* _LISTED ENTRIES_
----

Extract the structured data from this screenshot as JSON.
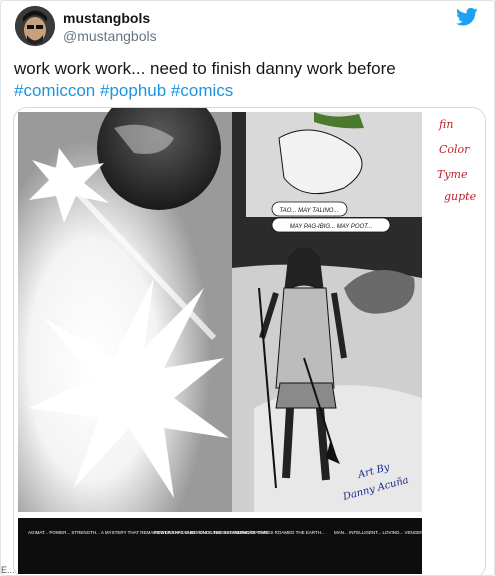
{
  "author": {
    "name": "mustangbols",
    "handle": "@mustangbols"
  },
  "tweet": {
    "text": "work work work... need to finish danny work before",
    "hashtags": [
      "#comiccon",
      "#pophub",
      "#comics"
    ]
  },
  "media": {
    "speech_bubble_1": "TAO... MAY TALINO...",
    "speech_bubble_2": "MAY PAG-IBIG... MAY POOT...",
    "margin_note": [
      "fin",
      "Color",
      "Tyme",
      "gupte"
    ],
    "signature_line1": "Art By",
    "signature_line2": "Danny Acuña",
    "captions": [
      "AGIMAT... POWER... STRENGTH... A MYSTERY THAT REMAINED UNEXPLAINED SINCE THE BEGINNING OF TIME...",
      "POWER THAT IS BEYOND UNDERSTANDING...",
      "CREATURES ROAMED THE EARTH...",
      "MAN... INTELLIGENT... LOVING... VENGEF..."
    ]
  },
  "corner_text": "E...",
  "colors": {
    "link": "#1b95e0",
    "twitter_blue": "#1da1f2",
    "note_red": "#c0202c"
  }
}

----

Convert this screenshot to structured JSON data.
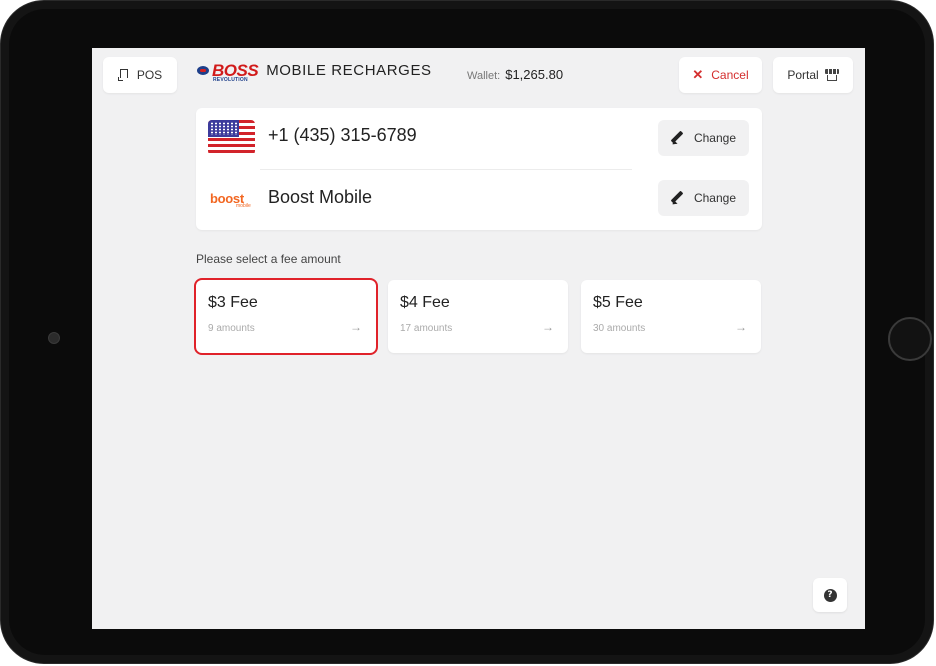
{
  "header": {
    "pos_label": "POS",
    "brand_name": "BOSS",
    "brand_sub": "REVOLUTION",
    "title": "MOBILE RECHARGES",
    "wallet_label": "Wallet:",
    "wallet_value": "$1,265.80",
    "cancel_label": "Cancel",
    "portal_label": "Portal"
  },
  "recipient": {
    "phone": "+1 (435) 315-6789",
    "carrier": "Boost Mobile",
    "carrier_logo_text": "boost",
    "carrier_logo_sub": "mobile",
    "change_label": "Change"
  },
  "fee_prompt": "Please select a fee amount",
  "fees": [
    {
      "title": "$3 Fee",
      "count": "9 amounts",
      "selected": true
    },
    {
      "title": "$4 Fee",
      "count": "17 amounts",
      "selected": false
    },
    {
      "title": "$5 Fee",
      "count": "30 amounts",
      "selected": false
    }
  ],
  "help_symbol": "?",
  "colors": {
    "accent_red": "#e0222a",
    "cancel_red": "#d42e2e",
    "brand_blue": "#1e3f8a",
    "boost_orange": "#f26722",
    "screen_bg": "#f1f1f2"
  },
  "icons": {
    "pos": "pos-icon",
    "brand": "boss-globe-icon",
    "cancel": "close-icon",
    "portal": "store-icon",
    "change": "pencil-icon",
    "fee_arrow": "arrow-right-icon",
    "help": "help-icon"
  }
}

----

* _WHAT THIS TASK INVOLVES_
Select and copy every line from the records that includes the word "POWER".

* _SOLUTION FOR THIS PROBLEM_
      "AGIMAT... POWER... STRENGTH... A MYSTERY THAT REMAINED UNEXPLAINED SINCE THE BEGINNING OF TIME...",
      "POWER THAT IS BEYOND UNDERSTANDING...",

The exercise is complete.